● **Task input**
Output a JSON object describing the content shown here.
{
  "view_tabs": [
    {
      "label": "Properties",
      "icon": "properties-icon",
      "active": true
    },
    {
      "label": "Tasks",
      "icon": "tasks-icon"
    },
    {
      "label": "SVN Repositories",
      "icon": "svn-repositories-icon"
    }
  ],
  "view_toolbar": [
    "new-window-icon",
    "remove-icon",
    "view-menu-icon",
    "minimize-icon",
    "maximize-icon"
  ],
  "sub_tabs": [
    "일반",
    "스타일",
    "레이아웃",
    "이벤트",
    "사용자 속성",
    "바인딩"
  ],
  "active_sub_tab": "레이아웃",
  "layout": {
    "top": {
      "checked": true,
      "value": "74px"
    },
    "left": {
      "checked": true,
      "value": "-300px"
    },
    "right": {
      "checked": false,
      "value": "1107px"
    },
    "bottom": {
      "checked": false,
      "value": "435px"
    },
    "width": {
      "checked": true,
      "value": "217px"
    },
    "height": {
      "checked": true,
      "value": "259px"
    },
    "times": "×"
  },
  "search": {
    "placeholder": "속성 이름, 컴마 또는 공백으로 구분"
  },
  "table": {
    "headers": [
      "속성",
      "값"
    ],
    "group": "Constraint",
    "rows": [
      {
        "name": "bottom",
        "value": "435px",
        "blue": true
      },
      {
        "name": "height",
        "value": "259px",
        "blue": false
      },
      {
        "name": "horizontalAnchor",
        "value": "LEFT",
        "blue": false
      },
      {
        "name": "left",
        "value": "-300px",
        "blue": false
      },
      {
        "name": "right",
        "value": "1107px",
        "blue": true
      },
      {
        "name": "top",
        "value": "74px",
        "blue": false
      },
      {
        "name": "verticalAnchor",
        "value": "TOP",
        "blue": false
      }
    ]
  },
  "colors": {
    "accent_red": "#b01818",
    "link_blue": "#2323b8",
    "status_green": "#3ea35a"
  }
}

● **What you are asked to do**
Which lines above hold the word "name"? Copy each of them.

● **Result of the task**
        "name": "bottom",
        "name": "height",
        "name": "horizontalAnchor",
        "name": "left",
        "name": "right",
        "name": "top",
        "name": "verticalAnchor",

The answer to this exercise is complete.